Don't copy the pictures; return every other part of the records exactly.

## START INFORMATION SHOWN

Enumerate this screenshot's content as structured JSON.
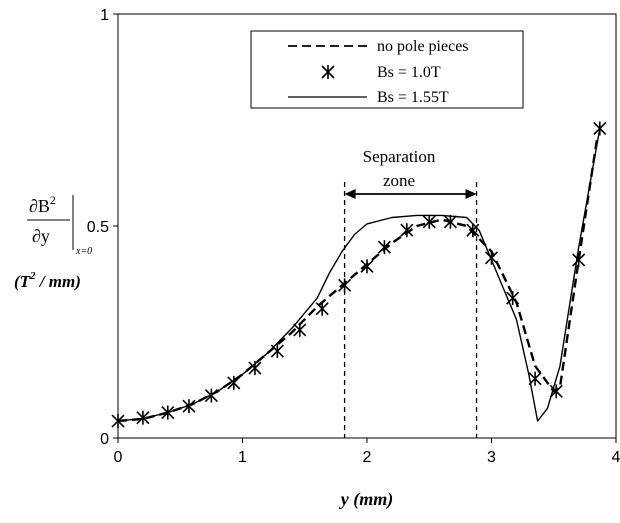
{
  "chart_data": {
    "type": "line",
    "title": "",
    "xlabel": "y (mm)",
    "ylabel": {
      "numerator": "∂B",
      "numerator_exp": "2",
      "denominator": "∂y",
      "subscript": "x=0",
      "unit_prefix": "(T",
      "unit_exp": "2",
      "unit_suffix": " / mm)"
    },
    "xlim": [
      0,
      4
    ],
    "ylim": [
      0,
      1
    ],
    "x_ticks": [
      0,
      1,
      2,
      3,
      4
    ],
    "y_ticks": [
      0,
      0.5,
      1
    ],
    "grid": false,
    "legend_position": "top-center",
    "legend": {
      "no_pole": "no pole pieces",
      "bs1": "Bs = 1.0T",
      "bs155": "Bs = 1.55T"
    },
    "annotation": {
      "line1": "Separation",
      "line2": "zone",
      "x_start": 1.82,
      "x_end": 2.88
    },
    "series": [
      {
        "name": "no pole pieces",
        "style": "dashed",
        "x": [
          0,
          0.2,
          0.4,
          0.6,
          0.8,
          1.0,
          1.2,
          1.4,
          1.6,
          1.8,
          2.0,
          2.2,
          2.4,
          2.6,
          2.8,
          3.0,
          3.2,
          3.35,
          3.5,
          3.55,
          3.7,
          3.85
        ],
        "y": [
          0.04,
          0.045,
          0.06,
          0.08,
          0.11,
          0.15,
          0.2,
          0.25,
          0.31,
          0.36,
          0.41,
          0.46,
          0.5,
          0.515,
          0.5,
          0.44,
          0.32,
          0.17,
          0.11,
          0.12,
          0.42,
          0.71
        ]
      },
      {
        "name": "Bs = 1.0T",
        "style": "markers",
        "x": [
          0,
          0.2,
          0.4,
          0.57,
          0.75,
          0.93,
          1.1,
          1.28,
          1.46,
          1.64,
          1.82,
          2.0,
          2.14,
          2.32,
          2.5,
          2.67,
          2.85,
          3.0,
          3.17,
          3.35,
          3.52,
          3.7,
          3.87
        ],
        "y": [
          0.04,
          0.048,
          0.06,
          0.075,
          0.1,
          0.13,
          0.165,
          0.205,
          0.255,
          0.305,
          0.36,
          0.405,
          0.45,
          0.49,
          0.51,
          0.51,
          0.49,
          0.425,
          0.33,
          0.14,
          0.11,
          0.42,
          0.73
        ]
      },
      {
        "name": "Bs = 1.55T",
        "style": "solid",
        "x": [
          0,
          0.2,
          0.4,
          0.6,
          0.8,
          1.0,
          1.2,
          1.4,
          1.6,
          1.7,
          1.8,
          1.9,
          2.0,
          2.2,
          2.4,
          2.6,
          2.8,
          2.9,
          3.0,
          3.1,
          3.2,
          3.3,
          3.37,
          3.45,
          3.55,
          3.7,
          3.87
        ],
        "y": [
          0.04,
          0.046,
          0.06,
          0.08,
          0.11,
          0.15,
          0.2,
          0.26,
          0.33,
          0.39,
          0.44,
          0.48,
          0.505,
          0.52,
          0.525,
          0.525,
          0.52,
          0.49,
          0.42,
          0.35,
          0.28,
          0.15,
          0.04,
          0.07,
          0.17,
          0.45,
          0.73
        ]
      }
    ]
  }
}
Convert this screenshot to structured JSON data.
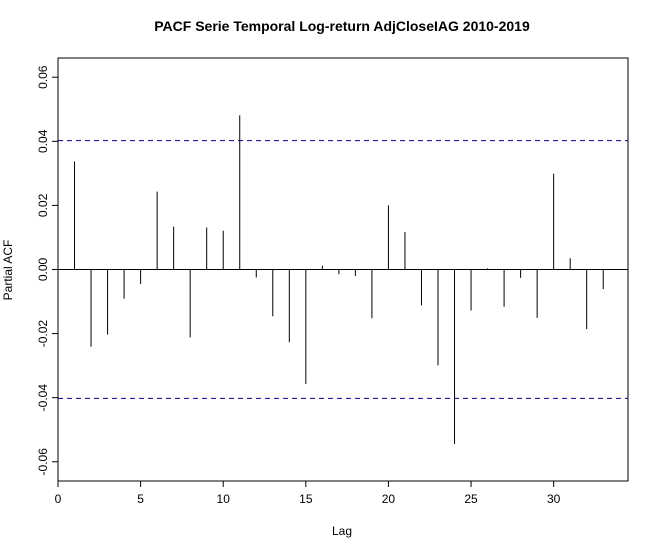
{
  "chart_data": {
    "type": "bar",
    "title": "PACF Serie Temporal Log-return AdjCloseIAG 2010-2019",
    "xlabel": "Lag",
    "ylabel": "Partial ACF",
    "xlim": [
      0,
      34.5
    ],
    "ylim": [
      -0.066,
      0.066
    ],
    "x_ticks": [
      0,
      5,
      10,
      15,
      20,
      25,
      30
    ],
    "y_ticks": [
      -0.06,
      -0.04,
      -0.02,
      0.0,
      0.02,
      0.04,
      0.06
    ],
    "x_tick_labels": [
      "0",
      "5",
      "10",
      "15",
      "20",
      "25",
      "30"
    ],
    "y_tick_labels": [
      "-0.06",
      "-0.04",
      "-0.02",
      "0.00",
      "0.02",
      "0.04",
      "0.06"
    ],
    "confidence_bounds": [
      0.0402,
      -0.0402
    ],
    "lags": [
      1,
      2,
      3,
      4,
      5,
      6,
      7,
      8,
      9,
      10,
      11,
      12,
      13,
      14,
      15,
      16,
      17,
      18,
      19,
      20,
      21,
      22,
      23,
      24,
      25,
      26,
      27,
      28,
      29,
      30,
      31,
      32,
      33
    ],
    "values": [
      0.0337,
      -0.0241,
      -0.0203,
      -0.0091,
      -0.0045,
      0.0243,
      0.0134,
      -0.0212,
      0.0131,
      0.0121,
      0.0481,
      -0.0025,
      -0.0146,
      -0.0227,
      -0.0357,
      0.0012,
      -0.0015,
      -0.002,
      -0.0152,
      0.02,
      0.0117,
      -0.0112,
      -0.0299,
      -0.0545,
      -0.0128,
      0.0004,
      -0.0116,
      -0.0026,
      -0.0151,
      0.0299,
      0.0035,
      -0.0186,
      -0.0061
    ],
    "colors": {
      "bar": "#000000",
      "bound": "#00008b",
      "zero": "#000000"
    }
  }
}
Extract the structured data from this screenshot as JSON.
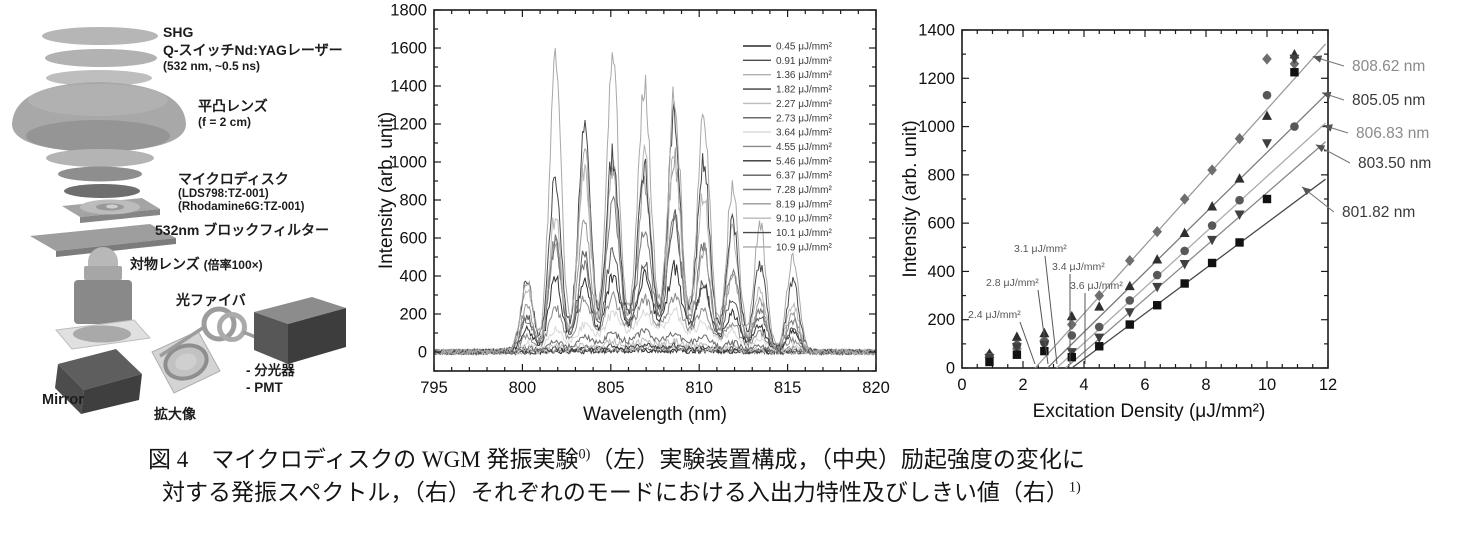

## END INFORMATION SHOWN

### FULL ANSWER
Enumerate this screenshot's content as structured JSON.
{
  "chart_data": {
    "type": "line",
    "title": "",
    "xlabel": "y (mm)",
    "ylabel": {
      "numerator": "∂B",
      "numerator_exp": "2",
      "denominator": "∂y",
      "subscript": "x=0",
      "unit_prefix": "(T",
      "unit_exp": "2",
      "unit_suffix": " / mm)"
    },
    "xlim": [
      0,
      4
    ],
    "ylim": [
      0,
      1
    ],
    "x_ticks": [
      0,
      1,
      2,
      3,
      4
    ],
    "y_ticks": [
      0,
      0.5,
      1
    ],
    "grid": false,
    "legend_position": "top-center",
    "legend": {
      "no_pole": "no pole pieces",
      "bs1": "Bs = 1.0T",
      "bs155": "Bs = 1.55T"
    },
    "annotation": {
      "line1": "Separation",
      "line2": "zone",
      "x_start": 1.82,
      "x_end": 2.88
    },
    "series": [
      {
        "name": "no pole pieces",
        "style": "dashed",
        "x": [
          0,
          0.2,
          0.4,
          0.6,
          0.8,
          1.0,
          1.2,
          1.4,
          1.6,
          1.8,
          2.0,
          2.2,
          2.4,
          2.6,
          2.8,
          3.0,
          3.2,
          3.35,
          3.5,
          3.55,
          3.7,
          3.85
        ],
        "y": [
          0.04,
          0.045,
          0.06,
          0.08,
          0.11,
          0.15,
          0.2,
          0.25,
          0.31,
          0.36,
          0.41,
          0.46,
          0.5,
          0.515,
          0.5,
          0.44,
          0.32,
          0.17,
          0.11,
          0.12,
          0.42,
          0.71
        ]
      },
      {
        "name": "Bs = 1.0T",
        "style": "markers",
        "x": [
          0,
          0.2,
          0.4,
          0.57,
          0.75,
          0.93,
          1.1,
          1.28,
          1.46,
          1.64,
          1.82,
          2.0,
          2.14,
          2.32,
          2.5,
          2.67,
          2.85,
          3.0,
          3.17,
          3.35,
          3.52,
          3.7,
          3.87
        ],
        "y": [
          0.04,
          0.048,
          0.06,
          0.075,
          0.1,
          0.13,
          0.165,
          0.205,
          0.255,
          0.305,
          0.36,
          0.405,
          0.45,
          0.49,
          0.51,
          0.51,
          0.49,
          0.425,
          0.33,
          0.14,
          0.11,
          0.42,
          0.73
        ]
      },
      {
        "name": "Bs = 1.55T",
        "style": "solid",
        "x": [
          0,
          0.2,
          0.4,
          0.6,
          0.8,
          1.0,
          1.2,
          1.4,
          1.6,
          1.7,
          1.8,
          1.9,
          2.0,
          2.2,
          2.4,
          2.6,
          2.8,
          2.9,
          3.0,
          3.1,
          3.2,
          3.3,
          3.37,
          3.45,
          3.55,
          3.7,
          3.87
        ],
        "y": [
          0.04,
          0.046,
          0.06,
          0.08,
          0.11,
          0.15,
          0.2,
          0.26,
          0.33,
          0.39,
          0.44,
          0.48,
          0.505,
          0.52,
          0.525,
          0.525,
          0.52,
          0.49,
          0.42,
          0.35,
          0.28,
          0.15,
          0.04,
          0.07,
          0.17,
          0.45,
          0.73
        ]
      }
    ]
  }
}
Convert this screenshot to structured JSON data.
{
  "chart_data": {
    "type": "bar",
    "title": "PACF Serie Temporal Log-return AdjCloseIAG 2010-2019",
    "xlabel": "Lag",
    "ylabel": "Partial ACF",
    "xlim": [
      0,
      34.5
    ],
    "ylim": [
      -0.066,
      0.066
    ],
    "x_ticks": [
      0,
      5,
      10,
      15,
      20,
      25,
      30
    ],
    "y_ticks": [
      -0.06,
      -0.04,
      -0.02,
      0.0,
      0.02,
      0.04,
      0.06
    ],
    "x_tick_labels": [
      "0",
      "5",
      "10",
      "15",
      "20",
      "25",
      "30"
    ],
    "y_tick_labels": [
      "-0.06",
      "-0.04",
      "-0.02",
      "0.00",
      "0.02",
      "0.04",
      "0.06"
    ],
    "confidence_bounds": [
      0.0402,
      -0.0402
    ],
    "lags": [
      1,
      2,
      3,
      4,
      5,
      6,
      7,
      8,
      9,
      10,
      11,
      12,
      13,
      14,
      15,
      16,
      17,
      18,
      19,
      20,
      21,
      22,
      23,
      24,
      25,
      26,
      27,
      28,
      29,
      30,
      31,
      32,
      33
    ],
    "values": [
      0.0337,
      -0.0241,
      -0.0203,
      -0.0091,
      -0.0045,
      0.0243,
      0.0134,
      -0.0212,
      0.0131,
      0.0121,
      0.0481,
      -0.0025,
      -0.0146,
      -0.0227,
      -0.0357,
      0.0012,
      -0.0015,
      -0.002,
      -0.0152,
      0.02,
      0.0117,
      -0.0112,
      -0.0299,
      -0.0545,
      -0.0128,
      0.0004,
      -0.0116,
      -0.0026,
      -0.0151,
      0.0299,
      0.0035,
      -0.0186,
      -0.0061
    ],
    "colors": {
      "bar": "#000000",
      "bound": "#00008b",
      "zero": "#000000"
    }
  }
}
Extract the structured data from this screenshot as JSON.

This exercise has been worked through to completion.